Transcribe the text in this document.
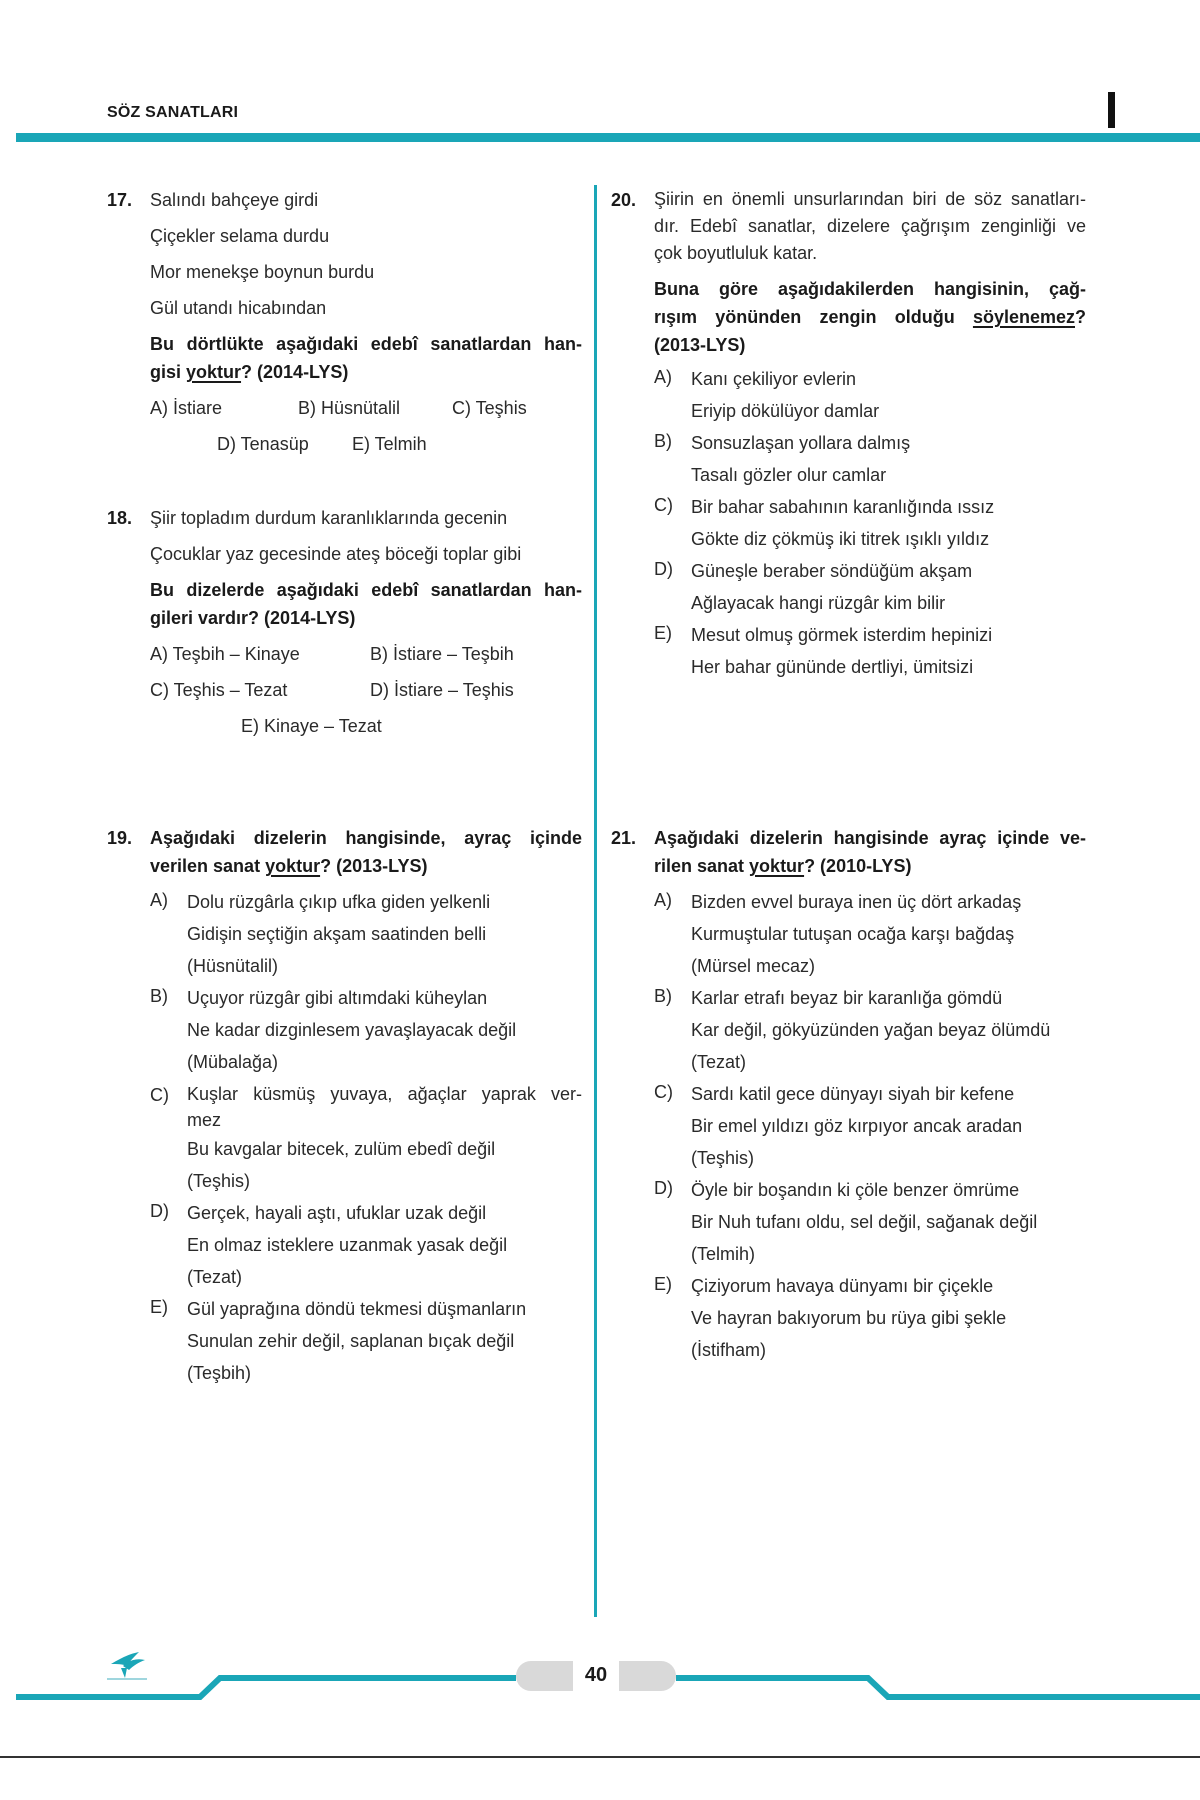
SÖZ SANATLARI
17. Salındı bahçeye girdi
Çiçekler selama durdu
Mor menekşe boynun burdu
Gül utandı hicabından
Bu dörtlükte aşağıdaki edebî sanatlardan han-
gisi yoktur? (2014-LYS)
A) İstiare	B) Hüsnütalil	C) Teşhis
D) Tenasüp E) Telmih
18. Şiir topladım durdum karanlıklarında gecenin
Çocuklar yaz gecesinde ateş böceği toplar gibi
Bu dizelerde aşağıdaki edebî sanatlardan han-
gileri vardır? (2014-LYS)
A) Teşbih – Kinaye	B) İstiare – Teşbih
C) Teşhis – Tezat	D) İstiare – Teşhis
E) Kinaye – Tezat
19. Aşağıdaki dizelerin hangisinde, ayraç içinde
verilen sanat yoktur? (2013-LYS)
A) Dolu rüzgârla çıkıp ufka giden yelkenli
Gidişin seçtiğin akşam saatinden belli
(Hüsnütalil)
B) Uçuyor rüzgâr gibi altımdaki küheylan
Ne kadar dizginlesem yavaşlayacak değil
(Mübalağa)
C) Kuşlar küsmüş yuvaya, ağaçlar yaprak ver-
mez
Bu kavgalar bitecek, zulüm ebedî değil
(Teşhis)
D) Gerçek, hayali aştı, ufuklar uzak değil
En olmaz isteklere uzanmak yasak değil
(Tezat)
E) Gül yaprağına döndü tekmesi düşmanların
Sunulan zehir değil, saplanan bıçak değil
(Teşbih)
20. Şiirin en önemli unsurlarından biri de söz sanatları-
dır. Edebî sanatlar, dizelere çağrışım zenginliği ve
çok boyutluluk katar.
Buna göre aşağıdakilerden hangisinin, çağ-
rışım yönünden zengin olduğu söylenemez?
(2013-LYS)
A) Kanı çekiliyor evlerin
Eriyip dökülüyor damlar
B) Sonsuzlaşan yollara dalmış
Tasalı gözler olur camlar
C) Bir bahar sabahının karanlığında ıssız
Gökte diz çökmüş iki titrek ışıklı yıldız
D) Güneşle beraber söndüğüm akşam
Ağlayacak hangi rüzgâr kim bilir
E) Mesut olmuş görmek isterdim hepinizi
Her bahar gününde dertliyi, ümitsizi
21. Aşağıdaki dizelerin hangisinde ayraç içinde ve-
rilen sanat yoktur? (2010-LYS)
A) Bizden evvel buraya inen üç dört arkadaş
Kurmuştular tutuşan ocağa karşı bağdaş
(Mürsel mecaz)
B) Karlar etrafı beyaz bir karanlığa gömdü
Kar değil, gökyüzünden yağan beyaz ölümdü
(Tezat)
C) Sardı katil gece dünyayı siyah bir kefene
Bir emel yıldızı göz kırpıyor ancak aradan
(Teşhis)
D) Öyle bir boşandın ki çöle benzer ömrüme
Bir Nuh tufanı oldu, sel değil, sağanak değil
(Telmih)
E) Çiziyorum havaya dünyamı bir çiçekle
Ve hayran bakıyorum bu rüya gibi şekle
(İstifham)
40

* **Problem to solve**: Output, exactly, all the records above; include no pictures.

* **Correct answer**:
Transcribe the text in this document.
SÖZ SANATLARI
17. Salındı bahçeye girdi
Çiçekler selama durdu
Mor menekşe boynun burdu
Gül utandı hicabından
Bu dörtlükte aşağıdaki edebî sanatlardan han-
gisi yoktur? (2014-LYS)
A) İstiare	B) Hüsnütalil	C) Teşhis
D) Tenasüp E) Telmih
18. Şiir topladım durdum karanlıklarında gecenin
Çocuklar yaz gecesinde ateş böceği toplar gibi
Bu dizelerde aşağıdaki edebî sanatlardan han-
gileri vardır? (2014-LYS)
A) Teşbih – Kinaye	B) İstiare – Teşbih
C) Teşhis – Tezat	D) İstiare – Teşhis
E) Kinaye – Tezat
19. Aşağıdaki dizelerin hangisinde, ayraç içinde
verilen sanat yoktur? (2013-LYS)
A) Dolu rüzgârla çıkıp ufka giden yelkenli
Gidişin seçtiğin akşam saatinden belli
(Hüsnütalil)
B) Uçuyor rüzgâr gibi altımdaki küheylan
Ne kadar dizginlesem yavaşlayacak değil
(Mübalağa)
C) Kuşlar küsmüş yuvaya, ağaçlar yaprak ver-
mez
Bu kavgalar bitecek, zulüm ebedî değil
(Teşhis)
D) Gerçek, hayali aştı, ufuklar uzak değil
En olmaz isteklere uzanmak yasak değil
(Tezat)
E) Gül yaprağına döndü tekmesi düşmanların
Sunulan zehir değil, saplanan bıçak değil
(Teşbih)
20. Şiirin en önemli unsurlarından biri de söz sanatları-
dır. Edebî sanatlar, dizelere çağrışım zenginliği ve
çok boyutluluk katar.
Buna göre aşağıdakilerden hangisinin, çağ-
rışım yönünden zengin olduğu söylenemez?
(2013-LYS)
A) Kanı çekiliyor evlerin
Eriyip dökülüyor damlar
B) Sonsuzlaşan yollara dalmış
Tasalı gözler olur camlar
C) Bir bahar sabahının karanlığında ıssız
Gökte diz çökmüş iki titrek ışıklı yıldız
D) Güneşle beraber söndüğüm akşam
Ağlayacak hangi rüzgâr kim bilir
E) Mesut olmuş görmek isterdim hepinizi
Her bahar gününde dertliyi, ümitsizi
21. Aşağıdaki dizelerin hangisinde ayraç içinde ve-
rilen sanat yoktur? (2010-LYS)
A) Bizden evvel buraya inen üç dört arkadaş
Kurmuştular tutuşan ocağa karşı bağdaş
(Mürsel mecaz)
B) Karlar etrafı beyaz bir karanlığa gömdü
Kar değil, gökyüzünden yağan beyaz ölümdü
(Tezat)
C) Sardı katil gece dünyayı siyah bir kefene
Bir emel yıldızı göz kırpıyor ancak aradan
(Teşhis)
D) Öyle bir boşandın ki çöle benzer ömrüme
Bir Nuh tufanı oldu, sel değil, sağanak değil
(Telmih)
E) Çiziyorum havaya dünyamı bir çiçekle
Ve hayran bakıyorum bu rüya gibi şekle
(İstifham)
40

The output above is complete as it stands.